**WRITTEN EXERCISE**
Copy, from the entries below, each line where the word "what" can be found.

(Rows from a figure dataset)
++++++++++++++++++++
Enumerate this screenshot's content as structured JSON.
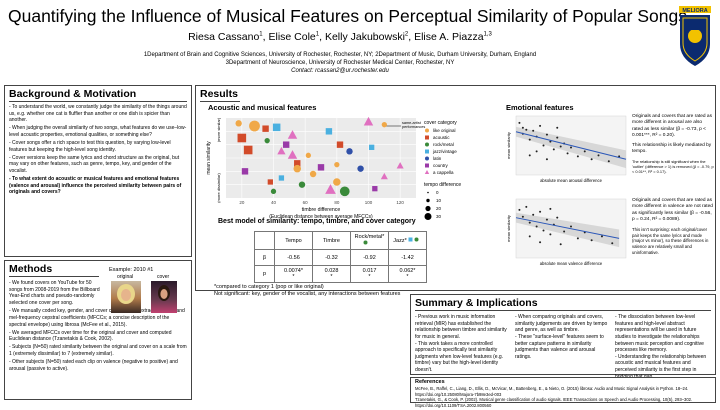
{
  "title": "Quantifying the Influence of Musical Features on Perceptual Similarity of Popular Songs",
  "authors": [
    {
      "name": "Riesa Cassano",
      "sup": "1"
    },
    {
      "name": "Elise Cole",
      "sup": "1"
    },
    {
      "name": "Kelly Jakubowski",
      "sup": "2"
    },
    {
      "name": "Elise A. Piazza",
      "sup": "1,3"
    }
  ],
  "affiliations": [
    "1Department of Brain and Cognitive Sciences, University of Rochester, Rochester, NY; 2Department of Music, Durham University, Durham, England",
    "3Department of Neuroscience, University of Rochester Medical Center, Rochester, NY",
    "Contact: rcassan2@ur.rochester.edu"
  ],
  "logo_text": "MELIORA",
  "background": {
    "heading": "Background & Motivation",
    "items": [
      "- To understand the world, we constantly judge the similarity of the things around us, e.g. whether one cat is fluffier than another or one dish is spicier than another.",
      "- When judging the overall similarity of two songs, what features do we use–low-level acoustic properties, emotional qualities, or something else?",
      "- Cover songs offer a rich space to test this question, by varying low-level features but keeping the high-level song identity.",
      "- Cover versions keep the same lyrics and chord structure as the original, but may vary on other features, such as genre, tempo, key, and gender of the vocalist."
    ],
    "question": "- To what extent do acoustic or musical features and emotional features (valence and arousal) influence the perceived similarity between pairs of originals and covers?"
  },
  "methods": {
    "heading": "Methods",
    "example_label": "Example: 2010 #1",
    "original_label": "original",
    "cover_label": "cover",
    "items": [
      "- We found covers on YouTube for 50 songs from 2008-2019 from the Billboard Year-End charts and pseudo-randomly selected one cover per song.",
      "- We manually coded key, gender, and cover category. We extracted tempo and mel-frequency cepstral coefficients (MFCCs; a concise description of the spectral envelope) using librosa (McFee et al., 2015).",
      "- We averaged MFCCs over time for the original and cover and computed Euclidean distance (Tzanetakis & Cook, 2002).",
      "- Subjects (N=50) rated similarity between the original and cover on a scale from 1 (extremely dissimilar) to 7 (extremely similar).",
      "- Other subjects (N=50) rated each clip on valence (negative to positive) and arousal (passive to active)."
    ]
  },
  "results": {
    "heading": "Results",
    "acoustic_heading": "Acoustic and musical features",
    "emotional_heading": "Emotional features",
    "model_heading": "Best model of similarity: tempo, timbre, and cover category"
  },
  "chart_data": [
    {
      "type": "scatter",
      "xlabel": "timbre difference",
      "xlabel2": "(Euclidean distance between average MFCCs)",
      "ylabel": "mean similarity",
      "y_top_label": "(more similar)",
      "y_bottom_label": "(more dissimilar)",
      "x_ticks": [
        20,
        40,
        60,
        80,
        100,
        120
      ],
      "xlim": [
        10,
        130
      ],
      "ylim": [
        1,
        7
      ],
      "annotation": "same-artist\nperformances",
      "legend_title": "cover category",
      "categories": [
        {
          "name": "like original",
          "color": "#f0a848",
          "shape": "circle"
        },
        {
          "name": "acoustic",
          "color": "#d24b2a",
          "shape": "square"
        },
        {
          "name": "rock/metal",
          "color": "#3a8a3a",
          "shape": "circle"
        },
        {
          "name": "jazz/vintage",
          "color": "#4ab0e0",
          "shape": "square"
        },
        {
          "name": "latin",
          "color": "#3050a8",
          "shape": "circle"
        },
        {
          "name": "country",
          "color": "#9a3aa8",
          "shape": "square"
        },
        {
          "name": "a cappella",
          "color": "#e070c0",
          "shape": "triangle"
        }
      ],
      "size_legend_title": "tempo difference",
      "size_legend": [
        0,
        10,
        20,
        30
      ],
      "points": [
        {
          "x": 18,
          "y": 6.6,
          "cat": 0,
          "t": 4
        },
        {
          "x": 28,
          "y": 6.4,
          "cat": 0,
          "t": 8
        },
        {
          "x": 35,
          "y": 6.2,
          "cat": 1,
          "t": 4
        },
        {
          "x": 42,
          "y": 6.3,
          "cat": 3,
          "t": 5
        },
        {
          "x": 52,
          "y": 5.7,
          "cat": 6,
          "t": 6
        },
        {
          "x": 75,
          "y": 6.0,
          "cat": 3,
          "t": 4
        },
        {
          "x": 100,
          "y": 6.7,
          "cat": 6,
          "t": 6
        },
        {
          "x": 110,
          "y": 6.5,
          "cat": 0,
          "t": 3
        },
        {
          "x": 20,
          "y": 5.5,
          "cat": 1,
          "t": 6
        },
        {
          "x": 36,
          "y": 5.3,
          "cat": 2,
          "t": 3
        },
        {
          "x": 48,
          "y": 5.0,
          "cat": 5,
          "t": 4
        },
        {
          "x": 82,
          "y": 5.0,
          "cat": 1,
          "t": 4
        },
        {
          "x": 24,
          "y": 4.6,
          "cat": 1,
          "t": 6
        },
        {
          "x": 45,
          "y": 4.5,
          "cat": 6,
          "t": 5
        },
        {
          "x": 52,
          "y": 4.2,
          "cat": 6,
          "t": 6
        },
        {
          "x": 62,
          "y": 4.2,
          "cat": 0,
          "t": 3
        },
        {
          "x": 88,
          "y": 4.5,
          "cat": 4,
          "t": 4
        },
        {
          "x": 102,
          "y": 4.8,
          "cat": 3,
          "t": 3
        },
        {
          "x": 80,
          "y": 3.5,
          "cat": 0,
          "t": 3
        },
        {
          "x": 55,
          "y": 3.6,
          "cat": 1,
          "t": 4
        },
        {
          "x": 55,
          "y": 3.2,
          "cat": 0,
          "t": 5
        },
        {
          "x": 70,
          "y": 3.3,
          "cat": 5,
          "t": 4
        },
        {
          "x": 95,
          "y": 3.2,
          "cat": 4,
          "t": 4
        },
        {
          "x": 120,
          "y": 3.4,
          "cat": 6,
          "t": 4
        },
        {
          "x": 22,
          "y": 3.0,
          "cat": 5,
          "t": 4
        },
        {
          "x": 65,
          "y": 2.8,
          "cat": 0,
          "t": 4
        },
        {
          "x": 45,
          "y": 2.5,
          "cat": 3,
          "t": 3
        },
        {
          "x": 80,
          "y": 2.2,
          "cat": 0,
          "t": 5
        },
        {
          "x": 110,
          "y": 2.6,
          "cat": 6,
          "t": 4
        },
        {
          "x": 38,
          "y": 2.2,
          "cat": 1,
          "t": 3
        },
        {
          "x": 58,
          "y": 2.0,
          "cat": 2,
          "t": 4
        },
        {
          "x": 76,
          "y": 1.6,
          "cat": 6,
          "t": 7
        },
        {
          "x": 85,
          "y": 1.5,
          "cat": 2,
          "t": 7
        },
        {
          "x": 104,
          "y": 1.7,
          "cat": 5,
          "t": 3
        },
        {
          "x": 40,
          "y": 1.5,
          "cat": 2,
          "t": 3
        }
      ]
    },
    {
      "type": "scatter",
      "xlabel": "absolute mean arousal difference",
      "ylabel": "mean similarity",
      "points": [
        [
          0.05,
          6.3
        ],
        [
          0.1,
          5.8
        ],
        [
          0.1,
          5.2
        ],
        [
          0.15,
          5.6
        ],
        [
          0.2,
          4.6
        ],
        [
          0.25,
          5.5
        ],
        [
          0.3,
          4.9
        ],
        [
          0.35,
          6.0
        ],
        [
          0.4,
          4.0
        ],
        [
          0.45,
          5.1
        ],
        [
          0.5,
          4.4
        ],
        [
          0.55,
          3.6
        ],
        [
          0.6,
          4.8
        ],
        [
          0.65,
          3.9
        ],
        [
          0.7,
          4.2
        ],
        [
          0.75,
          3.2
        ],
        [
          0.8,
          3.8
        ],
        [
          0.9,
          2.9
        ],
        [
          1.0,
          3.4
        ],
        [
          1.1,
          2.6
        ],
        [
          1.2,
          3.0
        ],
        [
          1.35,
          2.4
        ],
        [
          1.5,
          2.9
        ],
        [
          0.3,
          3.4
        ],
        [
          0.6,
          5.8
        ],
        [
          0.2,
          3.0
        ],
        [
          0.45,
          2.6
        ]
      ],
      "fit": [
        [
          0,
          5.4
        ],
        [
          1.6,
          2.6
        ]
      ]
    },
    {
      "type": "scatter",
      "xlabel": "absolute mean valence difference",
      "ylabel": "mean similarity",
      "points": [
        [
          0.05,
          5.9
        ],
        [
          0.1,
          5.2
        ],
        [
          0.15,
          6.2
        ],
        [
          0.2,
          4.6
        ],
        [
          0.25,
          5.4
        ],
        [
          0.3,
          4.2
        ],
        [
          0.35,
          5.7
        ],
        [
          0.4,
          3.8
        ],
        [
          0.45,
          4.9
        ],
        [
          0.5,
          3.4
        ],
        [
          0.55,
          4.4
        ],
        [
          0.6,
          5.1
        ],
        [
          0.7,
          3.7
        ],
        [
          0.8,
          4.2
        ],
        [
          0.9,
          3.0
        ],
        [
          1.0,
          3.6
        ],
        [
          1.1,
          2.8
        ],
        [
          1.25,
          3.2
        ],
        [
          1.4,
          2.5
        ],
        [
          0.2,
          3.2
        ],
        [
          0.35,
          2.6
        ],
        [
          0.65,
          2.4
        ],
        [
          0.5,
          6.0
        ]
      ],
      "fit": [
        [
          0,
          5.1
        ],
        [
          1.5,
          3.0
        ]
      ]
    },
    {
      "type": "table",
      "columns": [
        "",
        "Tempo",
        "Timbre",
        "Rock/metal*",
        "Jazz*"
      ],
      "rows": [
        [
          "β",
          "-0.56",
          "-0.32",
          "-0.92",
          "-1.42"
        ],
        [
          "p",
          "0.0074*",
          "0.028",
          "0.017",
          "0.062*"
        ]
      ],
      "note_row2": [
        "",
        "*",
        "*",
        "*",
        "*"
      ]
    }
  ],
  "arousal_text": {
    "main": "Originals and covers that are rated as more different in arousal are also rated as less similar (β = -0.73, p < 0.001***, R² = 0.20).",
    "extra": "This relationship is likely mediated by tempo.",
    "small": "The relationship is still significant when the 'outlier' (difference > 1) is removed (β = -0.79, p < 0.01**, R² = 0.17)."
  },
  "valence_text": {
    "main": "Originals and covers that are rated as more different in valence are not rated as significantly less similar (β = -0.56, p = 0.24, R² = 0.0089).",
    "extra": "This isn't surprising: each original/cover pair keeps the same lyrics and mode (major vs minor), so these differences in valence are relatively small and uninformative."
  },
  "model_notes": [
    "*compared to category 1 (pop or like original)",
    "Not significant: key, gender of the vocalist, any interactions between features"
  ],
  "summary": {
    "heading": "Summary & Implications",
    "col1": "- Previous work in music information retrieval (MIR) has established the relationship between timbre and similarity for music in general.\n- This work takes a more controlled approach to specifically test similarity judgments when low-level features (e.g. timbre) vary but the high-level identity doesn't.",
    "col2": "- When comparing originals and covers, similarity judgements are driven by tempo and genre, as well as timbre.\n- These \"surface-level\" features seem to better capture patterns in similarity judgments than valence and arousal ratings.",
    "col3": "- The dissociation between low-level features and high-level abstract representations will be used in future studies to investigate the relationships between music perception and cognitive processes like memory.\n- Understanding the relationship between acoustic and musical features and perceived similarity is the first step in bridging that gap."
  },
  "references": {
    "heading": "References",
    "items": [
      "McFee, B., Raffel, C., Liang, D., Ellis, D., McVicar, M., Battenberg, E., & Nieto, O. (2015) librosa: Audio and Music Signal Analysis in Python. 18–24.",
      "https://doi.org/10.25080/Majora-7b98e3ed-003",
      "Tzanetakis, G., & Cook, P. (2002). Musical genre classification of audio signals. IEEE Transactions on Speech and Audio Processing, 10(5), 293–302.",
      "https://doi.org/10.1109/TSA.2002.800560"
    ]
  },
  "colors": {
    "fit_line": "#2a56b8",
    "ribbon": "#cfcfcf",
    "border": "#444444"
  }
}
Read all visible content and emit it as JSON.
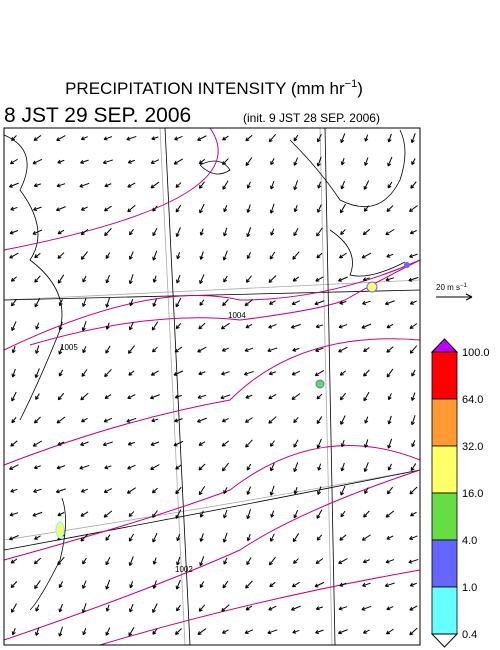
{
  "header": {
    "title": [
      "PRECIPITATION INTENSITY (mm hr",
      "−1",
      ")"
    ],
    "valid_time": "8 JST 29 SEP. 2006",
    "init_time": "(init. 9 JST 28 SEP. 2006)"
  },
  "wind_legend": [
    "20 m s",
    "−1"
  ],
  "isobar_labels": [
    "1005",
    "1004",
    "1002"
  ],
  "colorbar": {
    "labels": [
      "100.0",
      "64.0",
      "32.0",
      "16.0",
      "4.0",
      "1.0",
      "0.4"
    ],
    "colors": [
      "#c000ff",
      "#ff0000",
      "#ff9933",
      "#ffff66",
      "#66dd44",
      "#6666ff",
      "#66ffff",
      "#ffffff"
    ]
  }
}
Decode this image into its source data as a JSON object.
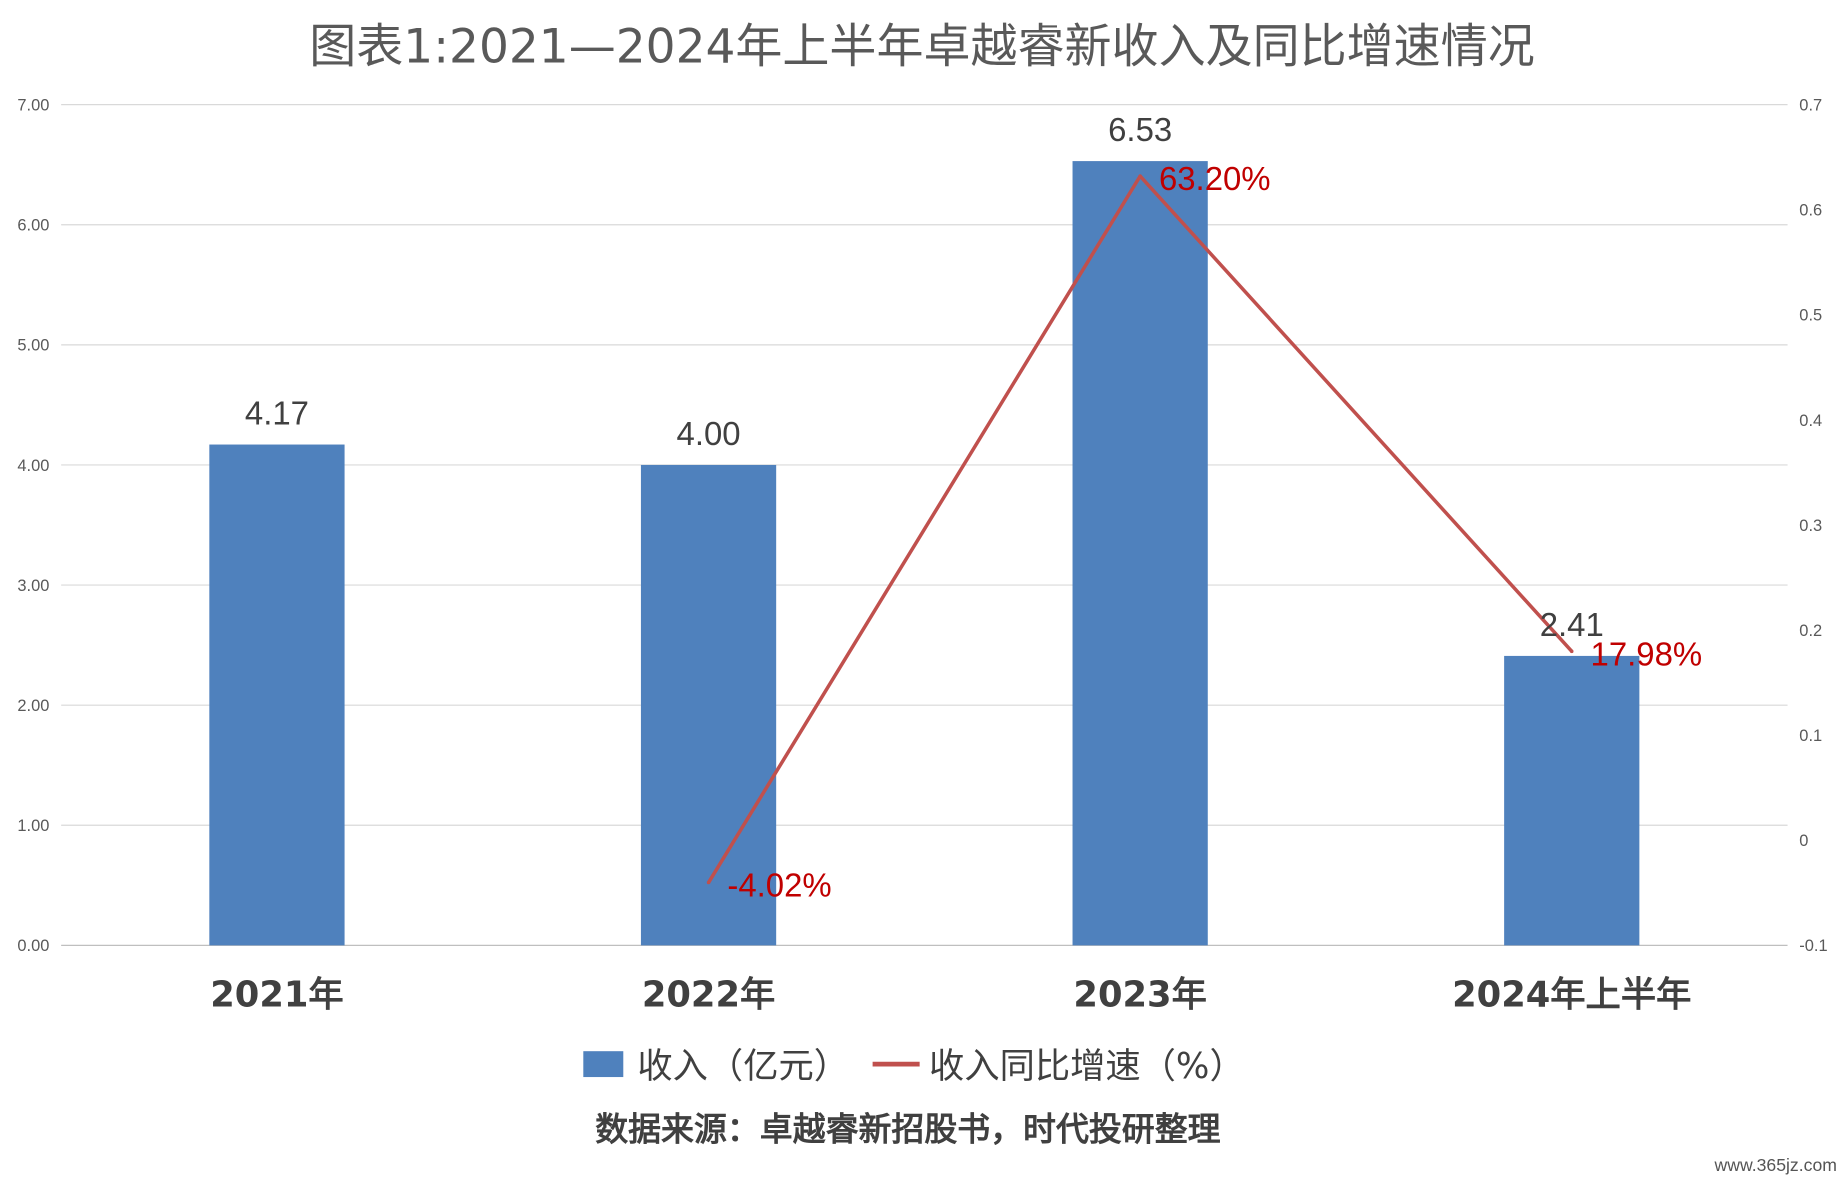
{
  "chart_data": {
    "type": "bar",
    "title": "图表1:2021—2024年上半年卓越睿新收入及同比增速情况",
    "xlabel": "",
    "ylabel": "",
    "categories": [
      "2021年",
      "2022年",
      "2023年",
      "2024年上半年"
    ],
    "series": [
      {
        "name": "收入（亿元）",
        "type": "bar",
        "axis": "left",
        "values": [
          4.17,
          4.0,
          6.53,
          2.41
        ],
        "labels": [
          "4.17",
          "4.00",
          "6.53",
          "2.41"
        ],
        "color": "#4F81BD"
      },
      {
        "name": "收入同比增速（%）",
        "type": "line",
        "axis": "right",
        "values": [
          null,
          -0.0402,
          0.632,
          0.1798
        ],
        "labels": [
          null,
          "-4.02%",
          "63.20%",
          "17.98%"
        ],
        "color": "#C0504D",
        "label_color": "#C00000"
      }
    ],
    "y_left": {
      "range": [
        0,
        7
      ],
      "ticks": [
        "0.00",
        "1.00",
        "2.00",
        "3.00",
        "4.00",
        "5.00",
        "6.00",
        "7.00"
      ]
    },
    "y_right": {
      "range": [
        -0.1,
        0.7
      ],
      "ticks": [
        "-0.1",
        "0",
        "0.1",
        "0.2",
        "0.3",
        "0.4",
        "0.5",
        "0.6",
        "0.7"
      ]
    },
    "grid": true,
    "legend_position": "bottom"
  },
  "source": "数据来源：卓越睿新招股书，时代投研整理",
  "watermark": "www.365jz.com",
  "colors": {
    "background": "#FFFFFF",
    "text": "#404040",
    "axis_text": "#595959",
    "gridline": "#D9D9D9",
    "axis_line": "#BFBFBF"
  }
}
++++++++++++++++++++
**SOLUTION TO THIS TASK**
      "- When judging the overall similarity of two songs, what features do we use–low-level acoustic properties, emotional qualities, or something else?",
    "question": "- To what extent do acoustic or musical features and emotional features (valence and arousal) influence the perceived similarity between pairs of originals and covers?"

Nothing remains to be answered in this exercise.